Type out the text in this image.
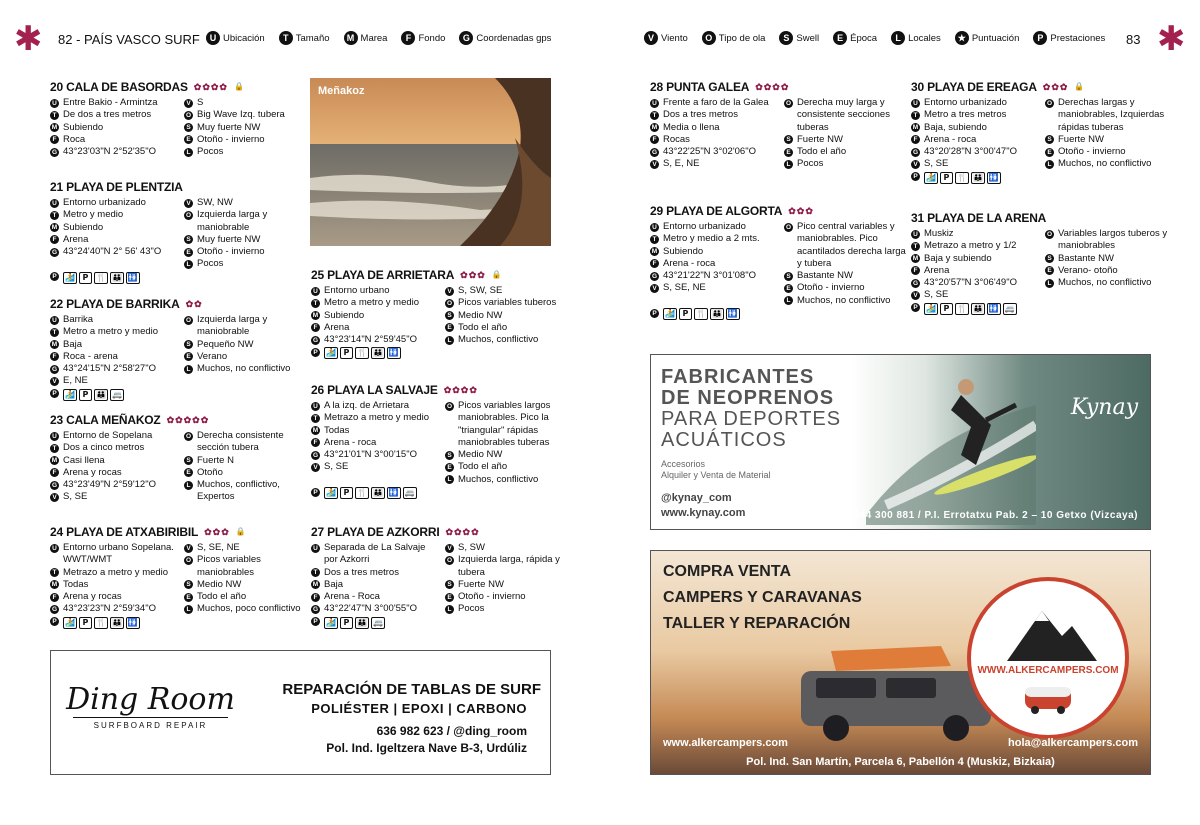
✱ 82 - PAÍS VASCO SURF	U Ubicación	T Tamaño	M Marea	F Fondo	G Coordenadas gps	V Viento	O Tipo de ola	S Swell	E Época	L Locales	★ Puntuación	P Prestaciones 83 ✱
20 CALA DE BASORDAS ✿✿✿✿ 🔒
U Entre Bakio - Armintza
T De dos a tres metros
M Subiendo
F Roca
G 43°23'03"N 2°52'35"O
V S
O Big Wave Izq. tubera
S Muy fuerte NW
E Otoño - invierno
L Pocos
21 PLAYA DE PLENTZIA
U Entorno urbanizado
T Metro y medio
M Subiendo
F Arena
G 43°24'40"N 2° 56' 43"O
V SW, NW
O Izquierda larga y maniobrable
S Muy fuerte NW
E Otoño - invierno
L Pocos
P 🏄 P 🍴 👪 🚻
22 PLAYA DE BARRIKA ✿✿
U Barrika
T Metro a metro y medio
M Baja
F Roca - arena
G 43°24'15"N 2°58'27"O
V E, NE
O Izquierda larga y maniobrable
S Pequeño NW
E Verano
L Muchos, no conflictivo
P 🏄 P 👪 🚐
23 CALA MEÑAKOZ ✿✿✿✿✿
U Entorno de Sopelana
T Dos a cinco metros
M Casi llena
F Arena y rocas
G 43°23'49"N 2°59'12"O
V S, SE
O Derecha consistente sección tubera
S Fuerte N
E Otoño
L Muchos, conflictivo, Expertos
24 PLAYA DE ATXABIRIBIL ✿✿✿ 🔒
U Entorno urbano Sopelana. WWT/WMT
T Metrazo a metro y medio
M Todas
F Arena y rocas
G 43°23'23"N 2°59'34"O
V S, SE, NE
O Picos variables maniobrables
S Medio NW
E Todo el año
L Muchos, poco conflictivo
P 🏄 P 🍴 👪 🚻
25 PLAYA DE ARRIETARA ✿✿✿ 🔒
U Entorno urbano
T Metro a metro y medio
M Subiendo
F Arena
G 43°23'14"N 2°59'45"O
V S, SW, SE
O Picos variables tuberos
S Medio NW
E Todo el año
L Muchos, conflictivo
P 🏄 P 🍴 👪 🚻
26 PLAYA LA SALVAJE ✿✿✿✿
U A la izq. de Arrietara
T Metrazo a metro y medio
M Todas
F Arena - roca
G 43°21'01"N 3°00'15"O
V S, SE
O Picos variables largos maniobrables. Pico la "triangular" rápidas maniobrables tuberas
S Medio NW
E Todo el año
L Muchos, conflictivo
P 🏄 P 🍴 👪 🚻 🚐
27 PLAYA DE AZKORRI ✿✿✿✿
U Separada de La Salvaje por Azkorri
T Dos a tres metros
M Baja
F Arena - Roca
G 43°22'47"N 3°00'55"O
V S, SW
O Izquierda larga, rápida y tubera
S Fuerte NW
E Otoño - invierno
L Pocos
P 🏄 P 👪 🚐
28 PUNTA GALEA ✿✿✿✿
U Frente a faro de la Galea
T Dos a tres metros
M Media o llena
F Rocas
G 43°22'25"N 3°02'06"O
V S, E, NE
O Derecha muy larga y consistente secciones tuberas
S Fuerte NW
E Todo el año
L Pocos
29 PLAYA DE ALGORTA ✿✿✿
U Entorno urbanizado
T Metro y medio a 2 mts.
M Subiendo
F Arena - roca
G 43°21'22"N 3°01'08"O
V S, SE, NE
O Pico central variables y maniobrables. Pico acantilados derecha larga y tubera
S Bastante NW
E Otoño - invierno
L Muchos, no conflictivo
P 🏄 P 🍴 👪 🚻
30 PLAYA DE EREAGA ✿✿✿ 🔒
U Entorno urbanizado
T Metro a tres metros
M Baja, subiendo
F Arena - roca
G 43°20'28"N 3°00'47"O
V S, SE
O Derechas largas y maniobrables, Izquierdas rápidas tuberas
S Fuerte NW
E Otoño - invierno
L Muchos, no conflictivo
P 🏄 P 🍴 👪 🚻
31 PLAYA DE LA ARENA
U Muskiz
T Metrazo a metro y 1/2
M Baja y subiendo
F Arena
G 43°20'57"N 3°06'49"O
V S, SE
O Variables largos tuberos y maniobrables
S Bastante NW
E Verano- otoño
L Muchos, no conflictivo
P 🏄 P 🍴 👪 🚻 🚐
Meñakoz
Ding Room
SURFBOARD REPAIR
REPARACIÓN DE TABLAS DE SURF
POLIÉSTER | EPOXI | CARBONO
636 982 623 / @ding_room
Pol. Ind. Igeltzera Nave B-3, Urdúliz
FABRICANTES
DE NEOPRENOS
PARA DEPORTES
ACUÁTICOS
Accesorios
Alquiler y Venta de Material
@kynay_com
www.kynay.com
Kynay
944 300 881 / P.I. Errotatxu Pab. 2 – 10 Getxo (Vizcaya)
COMPRA VENTA
CAMPERS Y CARAVANAS
TALLER Y REPARACIÓN
WWW.ALKERCAMPERS.COM
www.alkercampers.com	hola@alkercampers.com
Pol. Ind. San Martín, Parcela 6, Pabellón 4 (Muskiz, Bizkaia)
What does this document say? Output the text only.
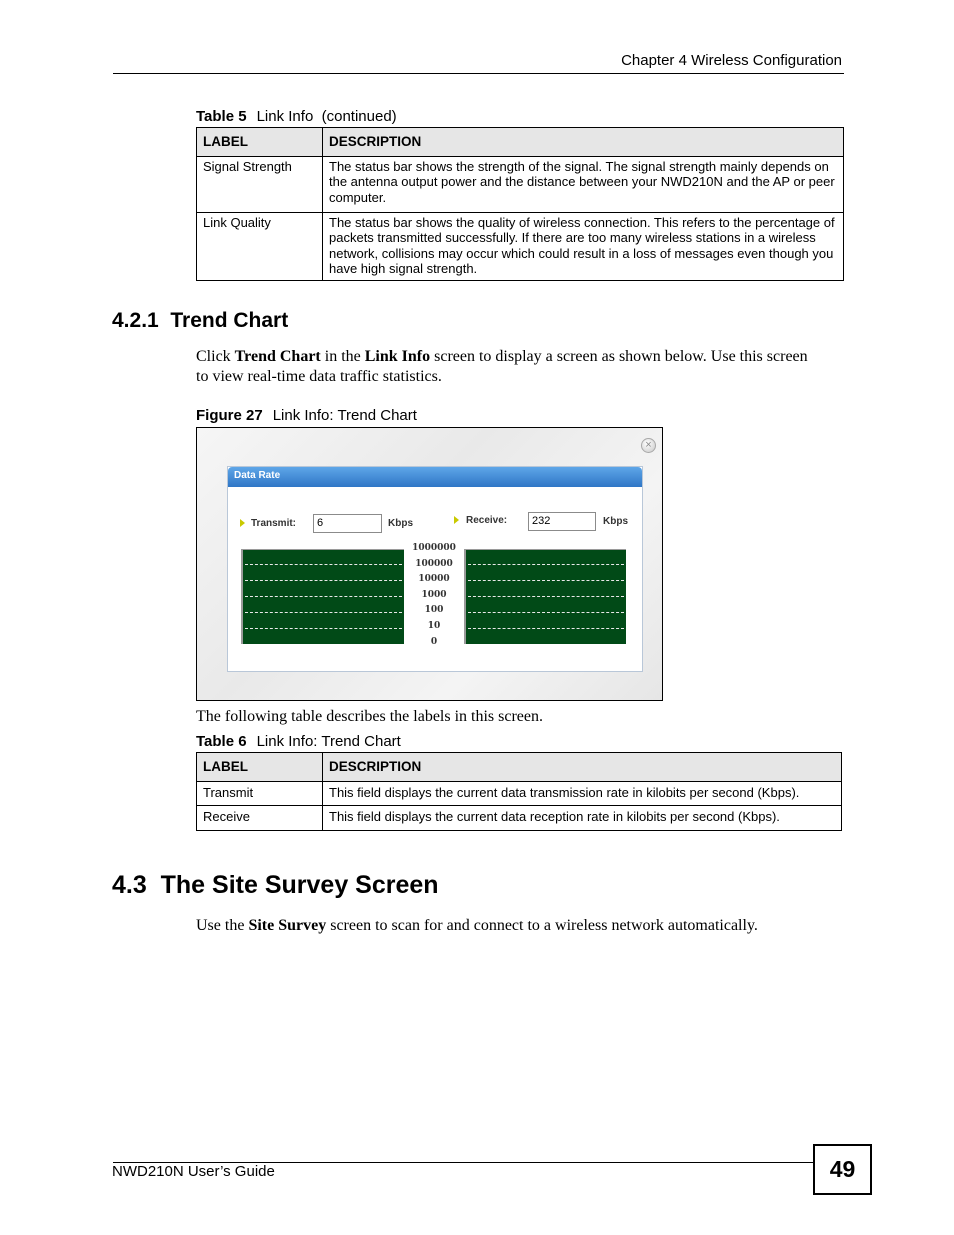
Chapter 4 Wireless Configuration
Table 5 Link Info  (continued)
LABEL	DESCRIPTION
Signal Strength	The status bar shows the strength of the signal. The signal strength mainly depends on the antenna output power and the distance between your NWD210N and the AP or peer computer.
Link Quality	The status bar shows the quality of wireless connection. This refers to the percentage of packets transmitted successfully. If there are too many wireless stations in a wireless network, collisions may occur which could result in a loss of messages even though you have high signal strength.
4.2.1  Trend Chart
Click Trend Chart in the Link Info screen to display a screen as shown below. Use this screen to view real-time data traffic statistics.
Figure 27 Link Info: Trend Chart
×
Data Rate
Transmit:	6	Kbps	Receive:	232	Kbps
1000000
100000
10000
1000
100
10
0
The following table describes the labels in this screen.
Table 6 Link Info: Trend Chart
LABEL	DESCRIPTION
Transmit	This field displays the current data transmission rate in kilobits per second (Kbps).
Receive	This field displays the current data reception rate in kilobits per second (Kbps).
4.3  The Site Survey Screen
Use the Site Survey screen to scan for and connect to a wireless network automatically.
NWD210N User’s Guide	49
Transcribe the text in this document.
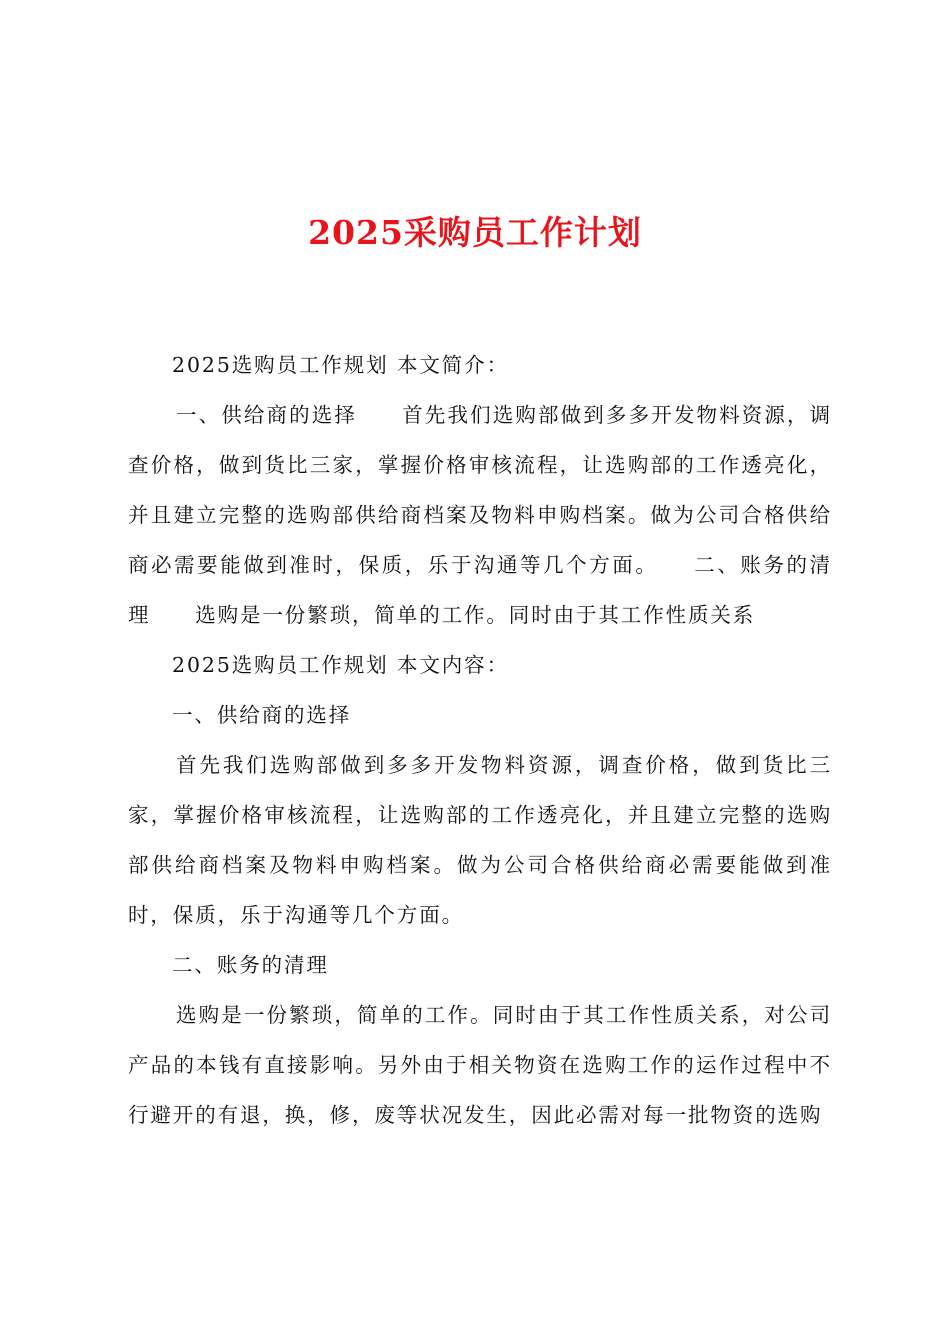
2025采购员工作计划

2025选购员工作规划 本文简介：

一、供给商的选择　　首先我们选购部做到多多开发物料资源，调查价格，做到货比三家，掌握价格审核流程，让选购部的工作透亮化，并且建立完整的选购部供给商档案及物料申购档案。做为公司合格供给商必需要能做到准时，保质，乐于沟通等几个方面。　　二、账务的清理　　选购是一份繁琐，简单的工作。同时由于其工作性质关系

2025选购员工作规划 本文内容：

一、供给商的选择

首先我们选购部做到多多开发物料资源，调查价格，做到货比三家，掌握价格审核流程，让选购部的工作透亮化，并且建立完整的选购部供给商档案及物料申购档案。做为公司合格供给商必需要能做到准时，保质，乐于沟通等几个方面。

二、账务的清理

选购是一份繁琐，简单的工作。同时由于其工作性质关系，对公司产品的本钱有直接影响。另外由于相关物资在选购工作的运作过程中不行避开的有退，换，修，废等状况发生，因此必需对每一批物资的选购
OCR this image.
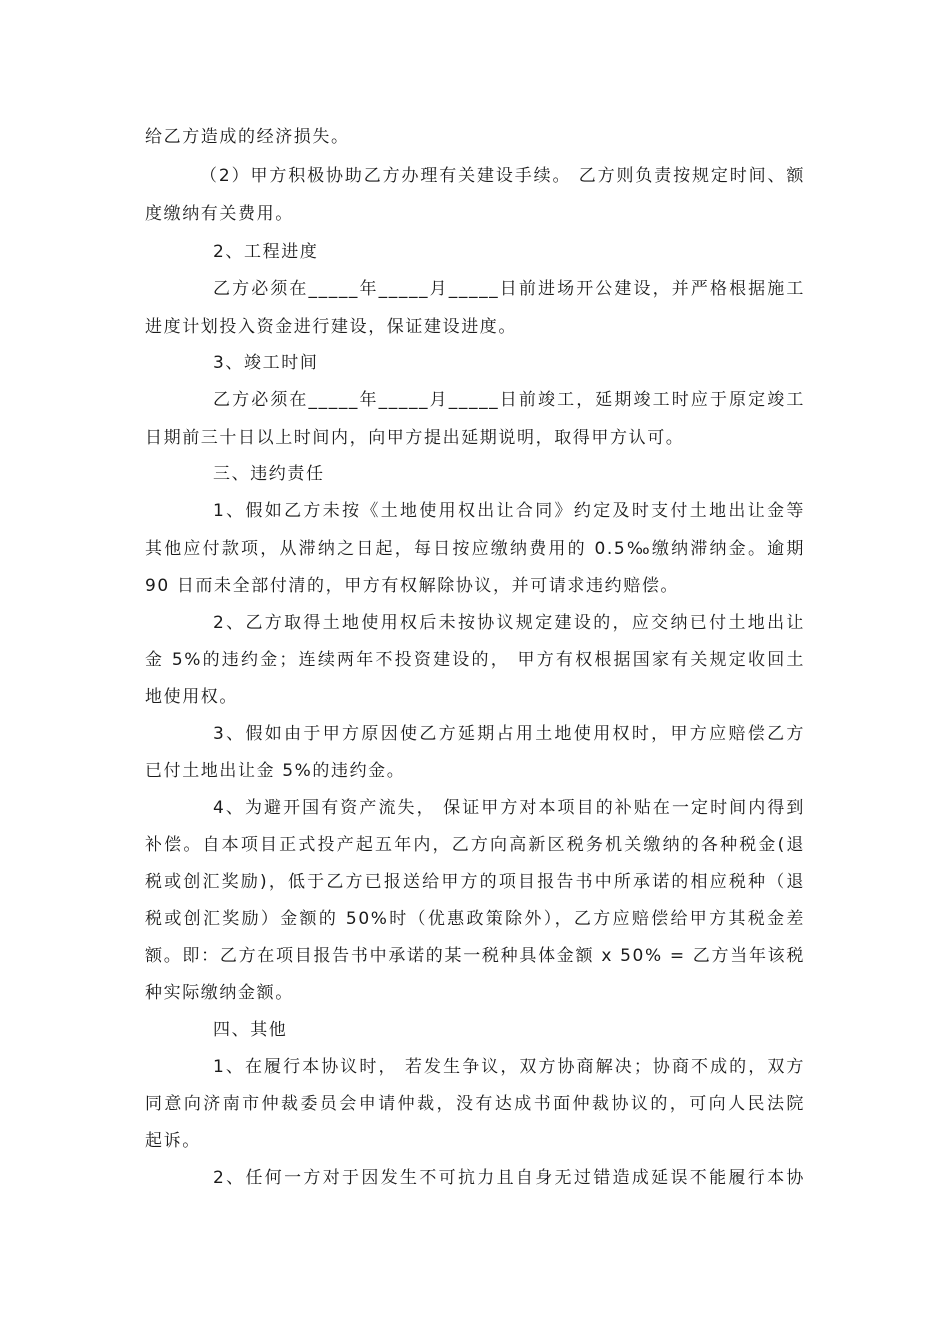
给乙方造成的经济损失。
（2）甲方积极协助乙方办理有关建设手续。 乙方则负责按规定时间、额
度缴纳有关费用。
2、工程进度
乙方必须在_____年_____月_____日前进场开公建设，并严格根据施工
进度计划投入资金进行建设，保证建设进度。
3、竣工时间
乙方必须在_____年_____月_____日前竣工，延期竣工时应于原定竣工
日期前三十日以上时间内，向甲方提出延期说明，取得甲方认可。
三、违约责任
1、假如乙方未按《土地使用权出让合同》约定及时支付土地出让金等
其他应付款项，从滞纳之日起，每日按应缴纳费用的 0.5‰缴纳滞纳金。逾期
90 日而未全部付清的，甲方有权解除协议，并可请求违约赔偿。
2、乙方取得土地使用权后未按协议规定建设的，应交纳已付土地出让
金 5%的违约金；连续两年不投资建设的， 甲方有权根据国家有关规定收回土
地使用权。
3、假如由于甲方原因使乙方延期占用土地使用权时，甲方应赔偿乙方
已付土地出让金 5%的违约金。
4、为避开国有资产流失， 保证甲方对本项目的补贴在一定时间内得到
补偿。自本项目正式投产起五年内，乙方向高新区税务机关缴纳的各种税金(退
税或创汇奖励)，低于乙方已报送给甲方的项目报告书中所承诺的相应税种（退
税或创汇奖励）金额的 50%时（优惠政策除外），乙方应赔偿给甲方其税金差
额。即：乙方在项目报告书中承诺的某一税种具体金额 x 50% = 乙方当年该税
种实际缴纳金额。
四、其他
1、在履行本协议时， 若发生争议，双方协商解决；协商不成的，双方
同意向济南市仲裁委员会申请仲裁，没有达成书面仲裁协议的，可向人民法院
起诉。
2、任何一方对于因发生不可抗力且自身无过错造成延误不能履行本协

--- --- ---

* [Written instruction] Using the entries above, return each line in which the word "Chart" occurs.

* [The answer]
4.2.1  Trend Chart
Click Trend Chart in the Link Info screen to display a screen as shown below. Use this screen to view real-time data traffic statistics.
Figure 27 Link Info: Trend Chart
Table 6 Link Info: Trend Chart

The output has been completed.